*Exercise goal:* Identify each line below that contains the word "Minh", and copy it out.

*Dataset entries:*
● ● ● ● ● ● ●

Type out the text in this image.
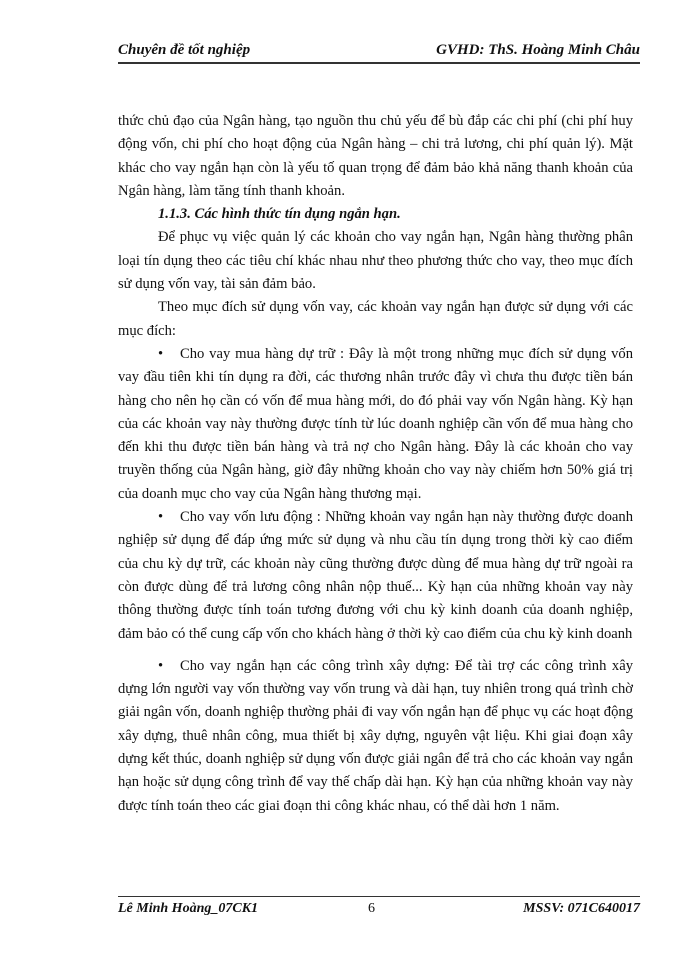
Chuyên đề tốt nghiệp	GVHD: ThS. Hoàng Minh Châu

thức chủ đạo của Ngân hàng, tạo nguồn thu chủ yếu để bù đắp các chi phí (chi phí huy động vốn, chi phí cho hoạt động của Ngân hàng – chi trả lương, chi phí quản lý). Mặt khác cho vay ngắn hạn còn là yếu tố quan trọng để đảm bảo khả năng thanh khoản của Ngân hàng, làm tăng tính thanh khoản.

1.1.3. Các hình thức tín dụng ngắn hạn.

Để phục vụ việc quản lý các khoản cho vay ngắn hạn, Ngân hàng thường phân loại tín dụng theo các tiêu chí khác nhau như theo phương thức cho vay, theo mục đích sử dụng vốn vay, tài sản đảm bảo.

Theo mục đích sử dụng vốn vay, các khoản vay ngắn hạn được sử dụng với các mục đích:

• Cho vay mua hàng dự trữ : Đây là một trong những mục đích sử dụng vốn vay đầu tiên khi tín dụng ra đời, các thương nhân trước đây vì chưa thu được tiền bán hàng cho nên họ cần có vốn để mua hàng mới, do đó phải vay vốn Ngân hàng. Kỳ hạn của các khoản vay này thường được tính từ lúc doanh nghiệp cần vốn để mua hàng cho đến khi thu được tiền bán hàng và trả nợ cho Ngân hàng. Đây là các khoản cho vay truyền thống của Ngân hàng, giờ đây những khoản cho vay này chiếm hơn 50% giá trị của doanh mục cho vay của Ngân hàng thương mại.

• Cho vay vốn lưu động : Những khoản vay ngắn hạn này thường được doanh nghiệp sử dụng để đáp ứng mức sử dụng và nhu cầu tín dụng trong thời kỳ cao điểm của chu kỳ dự trữ, các khoản này cũng thường được dùng để mua hàng dự trữ ngoài ra còn được dùng để trả lương công nhân nộp thuế... Kỳ hạn của những khoản vay này thông thường được tính toán tương đương với chu kỳ kinh doanh của doanh nghiệp, đảm bảo có thể cung cấp vốn cho khách hàng ở thời kỳ cao điểm của chu kỳ kinh doanh

• Cho vay ngắn hạn các công trình xây dựng: Để tài trợ các công trình xây dựng lớn người vay vốn thường vay vốn trung và dài hạn, tuy nhiên trong quá trình chờ giải ngân vốn, doanh nghiệp thường phải đi vay vốn ngắn hạn để phục vụ các hoạt động xây dựng, thuê nhân công, mua thiết bị xây dựng, nguyên vật liệu. Khi giai đoạn xây dựng kết thúc, doanh nghiệp sử dụng vốn được giải ngân để trả cho các khoản vay ngắn hạn hoặc sử dụng công trình để vay thế chấp dài hạn. Kỳ hạn của những khoản vay này được tính toán theo các giai đoạn thi công khác nhau, có thể dài hơn 1 năm.

Lê Minh Hoàng_07CK1	6	MSSV: 071C640017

● ● ● ● ● ● ●

*Response to this exercise:*
Chuyên đề tốt nghiệp	GVHD: ThS. Hoàng Minh Châu
Lê Minh Hoàng_07CK1	6	MSSV: 071C640017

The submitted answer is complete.